* _STATED GOAL 1_
Pick out each line of the records that contains the string "item", matching case exactly, and copy those lines.

* _PROVIDED PASSAGE_
- - -

Both Cobb and Douglas Partnerships were established in April 2011 and utilizing the Mobilizing for Action through Planning and Partnership (MAPP) process, the coalitions conducted a thorough Community Health Assessment. The two Steering Committees, made up of diverse community members, outlined the top health priorities for the counties which included improvement of health lifestyles and access to health services. The teams helped to draft the
CHIP in December 2012 which outlined the MAPP process including the structure for the partnership, Community Health Assessments, Strategic Issues and Community Balanced Scorecards for evaluation.
Using the CHIP, The Cobb2020 and Live Healthy Douglas Implementation Teams (I-Teams) working on Healthy Lifestyles and Access to Health Services selected evidenced based strategies and developed detailed action plans which were published in June 2013. The I-Teams continue to review and revise strategies (with oversight from the Steering Committee) based on evaluation data. An overall assessment and update of I-Team plans was completed in December 2014. The I-Team plans were updated for 2015 to focus on initiatives which have been truly successful, impactful and sustainable.

- - -

* _EXERCISE MATERIALS_
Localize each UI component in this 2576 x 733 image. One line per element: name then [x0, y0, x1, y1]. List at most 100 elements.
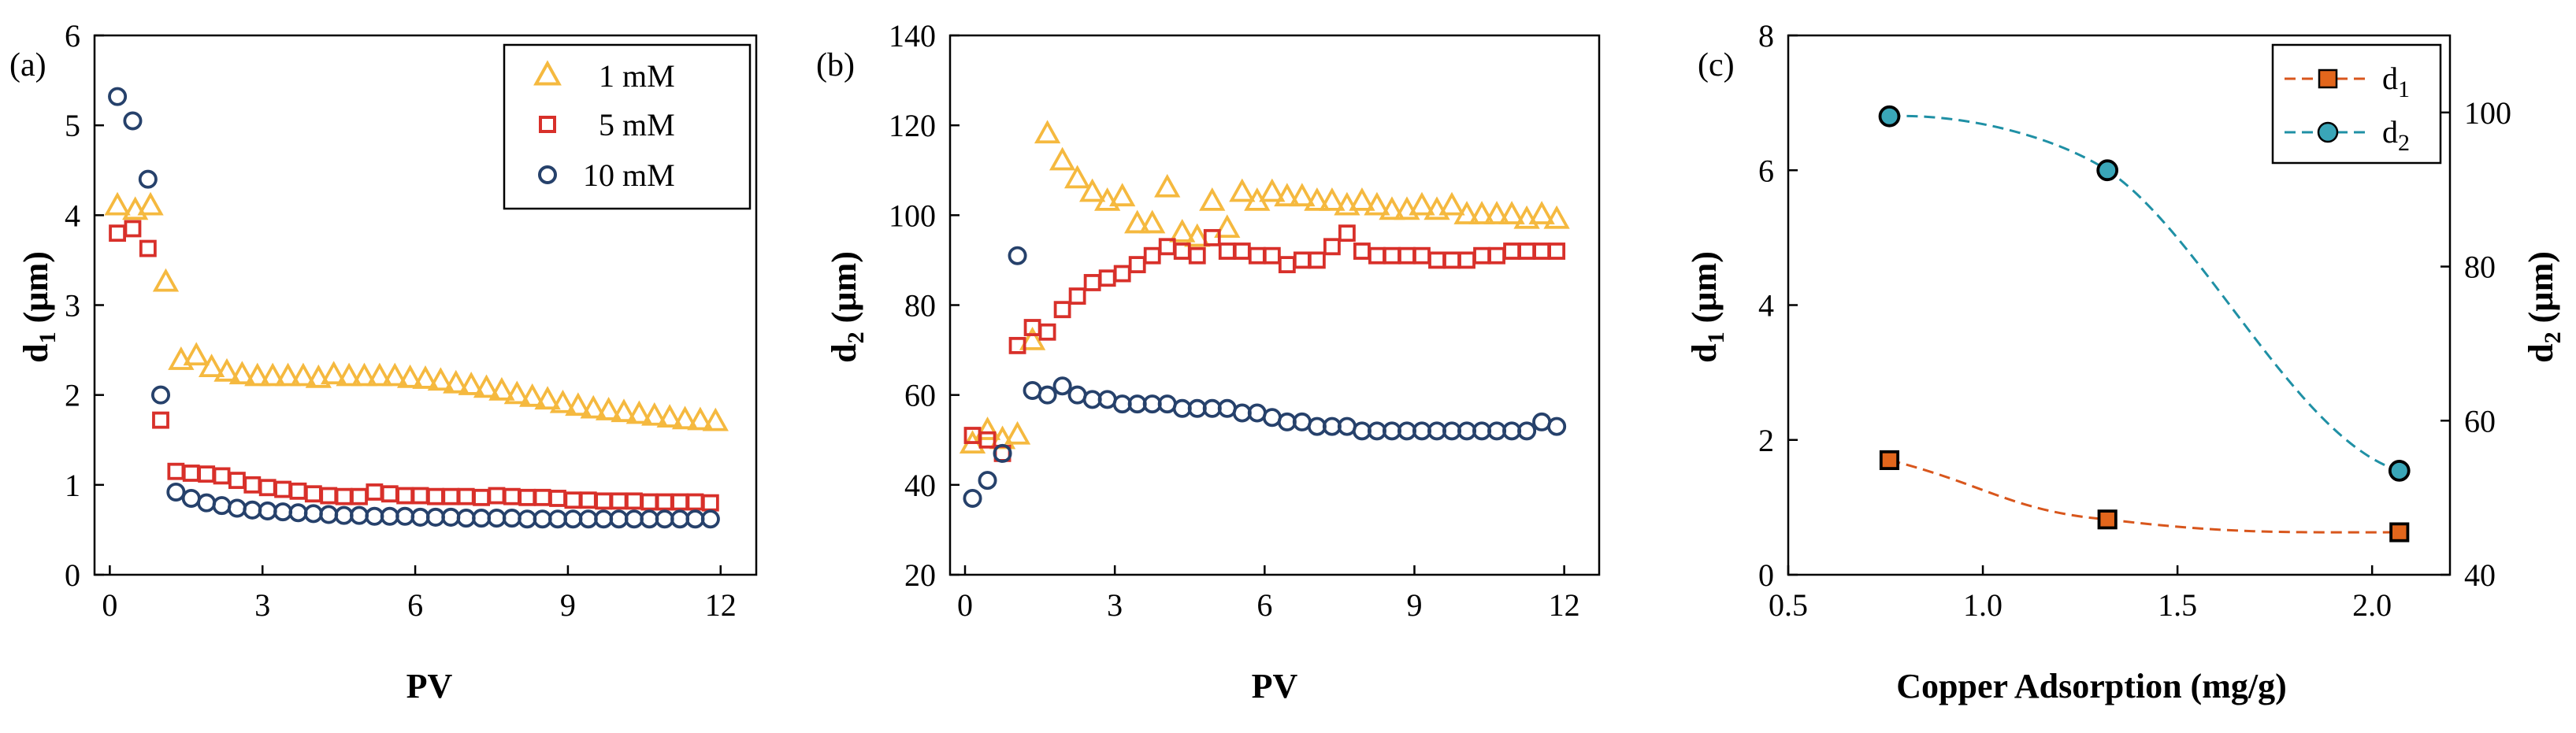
data-point-10-mm: [181, 488, 201, 508]
data-point-5-mm: [457, 487, 475, 505]
legend-marker-10mm: [538, 165, 557, 184]
data-point-1-mm: [1319, 187, 1346, 211]
data-point-1-mm: [1199, 187, 1226, 211]
data-point-1-mm: [213, 357, 240, 382]
data-point-5-mm: [1218, 242, 1236, 260]
data-point-1-mm: [122, 196, 149, 220]
data-point-1-mm: [1304, 187, 1331, 211]
data-point-10-mm: [1517, 421, 1537, 441]
y-tick-label: 120: [889, 108, 936, 143]
y2-tick-label: 60: [2464, 403, 2496, 439]
data-point-10-mm: [380, 506, 399, 526]
data-point-10-mm: [441, 507, 461, 527]
data-point-1-mm: [1109, 183, 1136, 207]
data-point-5-mm: [1143, 246, 1161, 265]
data-point-5-mm: [625, 492, 643, 510]
data-point-5-mm: [304, 485, 322, 503]
data-point-10-mm: [425, 507, 445, 527]
series-line-d1: [1889, 458, 2400, 534]
x-tick-label: 0: [957, 587, 973, 623]
data-point-5-mm: [1128, 256, 1146, 274]
data-point-5-mm: [1338, 224, 1356, 242]
data-point-1-mm: [503, 380, 530, 405]
x-tick-label: 12: [705, 587, 737, 623]
data-point-1-mm: [625, 400, 653, 424]
x-tick-label: 9: [1406, 587, 1422, 623]
data-point-1-mm: [1019, 326, 1046, 350]
data-point-5-mm: [1188, 246, 1206, 265]
data-point-d1: [2389, 522, 2410, 542]
data-point-10-mm: [547, 509, 568, 529]
data-point-5-mm: [1248, 246, 1266, 265]
data-point-5-mm: [1068, 287, 1086, 305]
y-tick-label: 6: [1758, 153, 1774, 188]
data-point-10-mm: [197, 493, 217, 513]
x-tick-label: 9: [560, 587, 576, 623]
data-point-1-mm: [274, 362, 302, 387]
data-point-1-mm: [152, 268, 180, 292]
data-point-5-mm: [549, 490, 566, 507]
y-tick-label: 3: [65, 288, 80, 324]
data-point-1-mm: [1154, 173, 1181, 198]
data-point-1-mm: [1513, 205, 1540, 229]
data-point-5-mm: [411, 487, 429, 505]
data-point-1-mm: [702, 407, 729, 431]
data-point-10-mm: [108, 87, 128, 106]
panel-a-x-axis-title: PV: [406, 667, 453, 705]
data-point-5-mm: [1323, 238, 1341, 256]
data-point-1-mm: [1004, 420, 1031, 445]
x-tick-label: 1.0: [1963, 587, 2003, 623]
data-point-5-mm: [1008, 336, 1026, 354]
data-point-1-mm: [1169, 218, 1196, 242]
data-point-1-mm: [427, 367, 455, 391]
data-point-5-mm: [978, 431, 997, 449]
y-tick-label: 2: [65, 378, 80, 413]
panel-c-y-axis-title: d1 (µm): [1685, 251, 1729, 363]
data-point-5-mm: [351, 487, 368, 505]
legend-label-d1: d1: [2382, 61, 2410, 102]
data-point-1-mm: [1423, 196, 1450, 220]
data-point-5-mm: [1203, 228, 1221, 246]
data-point-1-mm: [1543, 205, 1570, 229]
data-point-1-mm: [1259, 178, 1286, 202]
data-point-10-mm: [365, 506, 384, 526]
data-point-1-mm: [519, 383, 546, 407]
data-point-5-mm: [442, 487, 460, 505]
data-point-5-mm: [274, 480, 291, 498]
data-point-5-mm: [1473, 246, 1490, 265]
data-point-1-mm: [321, 361, 347, 385]
data-point-10-mm: [685, 509, 705, 529]
data-point-5-mm: [1038, 323, 1056, 341]
data-point-1-mm: [228, 361, 256, 385]
legend-item-1mm: 1 mM: [533, 58, 675, 94]
data-point-5-mm: [640, 493, 659, 511]
data-point-10-mm: [655, 509, 674, 529]
data-point-10-mm: [978, 471, 997, 491]
data-point-10-mm: [138, 169, 158, 189]
data-point-10-mm: [487, 509, 507, 528]
x-tick-label: 12: [1549, 587, 1580, 623]
data-point-5-mm: [1428, 251, 1446, 269]
data-point-1-mm: [351, 362, 378, 387]
data-point-1-mm: [1184, 223, 1211, 247]
data-point-1-mm: [1289, 183, 1316, 207]
data-point-5-mm: [213, 467, 231, 485]
data-point-1-mm: [1379, 196, 1405, 220]
data-point-5-mm: [1488, 246, 1505, 265]
data-point-5-mm: [1398, 246, 1416, 265]
data-point-5-mm: [1233, 242, 1251, 260]
legend-item-d1: d1: [2285, 61, 2410, 102]
data-point-5-mm: [1518, 242, 1536, 260]
data-point-1-mm: [1139, 209, 1166, 234]
data-point-10-mm: [166, 482, 186, 502]
y-tick-label: 60: [904, 378, 936, 413]
data-point-1-mm: [565, 392, 592, 416]
x-tick-label: 3: [254, 587, 270, 623]
panel-c-x-axis-title: Copper Adsorption (mg/g): [1896, 667, 2286, 705]
data-point-1-mm: [1528, 201, 1555, 224]
data-point-1-mm: [687, 406, 714, 431]
data-point-1-mm: [1364, 191, 1390, 216]
data-point-1-mm: [104, 191, 131, 216]
panel-a-letter: (a): [9, 47, 46, 83]
data-point-1-mm: [412, 365, 439, 389]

- - -

* _STATED GOAL 2_
Extend the passage on the Cobb and Douglas health partnerships, picking up right after its last sentence.

* _FINAL RESULT 1_
legend-item-1mm: 1 mM: [533, 58, 675, 94]
legend-item-d1: d1: [2285, 61, 2410, 102]

* _FINAL RESULT 2_
Since the I-Team plans were completed in 2012, much progress has occurred. Listed below are a few highlights of successful activities from 2014.
Three new Farm Fresh Markets opened in the Spring of 2014 in a food dessert in Austell, GA. An existing Farmer’s Market in Mabelton, GA completed certification to accept SNAP (i.e., food stamps) for produce. Several Cobb2020 partners established regular mini-markets onsite for their employees and clients.
A no-smoking ordinance for parks and cemeteries in the City of Kennesaw passed in June 2014. A new Childhood Obesity Grant was obtained from Healthcare Georgia to support work on joint use agreements and work with school wellness councils. A Cobb2020 partner, Good Samaritan Health Center of Cobb was approved as a Federally Qualified Health Center (FQHC) bringing more resources to improve access to health services.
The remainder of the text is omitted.